— Start WORKING DATA —

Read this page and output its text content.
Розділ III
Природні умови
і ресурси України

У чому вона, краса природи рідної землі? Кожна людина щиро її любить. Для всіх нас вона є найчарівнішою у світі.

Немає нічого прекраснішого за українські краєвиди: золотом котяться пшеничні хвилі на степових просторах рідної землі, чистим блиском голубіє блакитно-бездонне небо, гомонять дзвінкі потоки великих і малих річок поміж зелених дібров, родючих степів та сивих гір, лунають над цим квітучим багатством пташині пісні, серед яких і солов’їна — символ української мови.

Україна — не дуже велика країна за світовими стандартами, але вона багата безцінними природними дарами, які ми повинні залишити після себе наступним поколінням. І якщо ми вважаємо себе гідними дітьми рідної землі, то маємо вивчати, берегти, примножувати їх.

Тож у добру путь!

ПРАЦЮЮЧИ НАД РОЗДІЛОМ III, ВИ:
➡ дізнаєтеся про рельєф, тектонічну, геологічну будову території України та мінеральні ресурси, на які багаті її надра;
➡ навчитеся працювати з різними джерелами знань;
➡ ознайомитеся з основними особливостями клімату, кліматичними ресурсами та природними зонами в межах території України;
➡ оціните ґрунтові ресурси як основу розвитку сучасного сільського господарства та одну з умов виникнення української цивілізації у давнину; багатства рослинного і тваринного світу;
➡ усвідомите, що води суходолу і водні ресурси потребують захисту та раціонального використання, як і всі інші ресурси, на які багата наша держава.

— End WORKING DATA —

WHAT IS BEING ASKED:
Which lines in the data above contain "вона"? Show each one.

ANSWER TO THE TASK:
У чому вона, краса природи рідної землі? Кожна людина щиро її любить. Для всіх нас вона є найчарівнішою у світі.
Україна — не дуже велика країна за світовими стандартами, але вона багата безцінними природними дарами, які ми повинні залишити після себе наступним поколінням. І якщо ми вважаємо себе гідними дітьми рідної землі, то маємо вивчати, берегти, примножувати їх.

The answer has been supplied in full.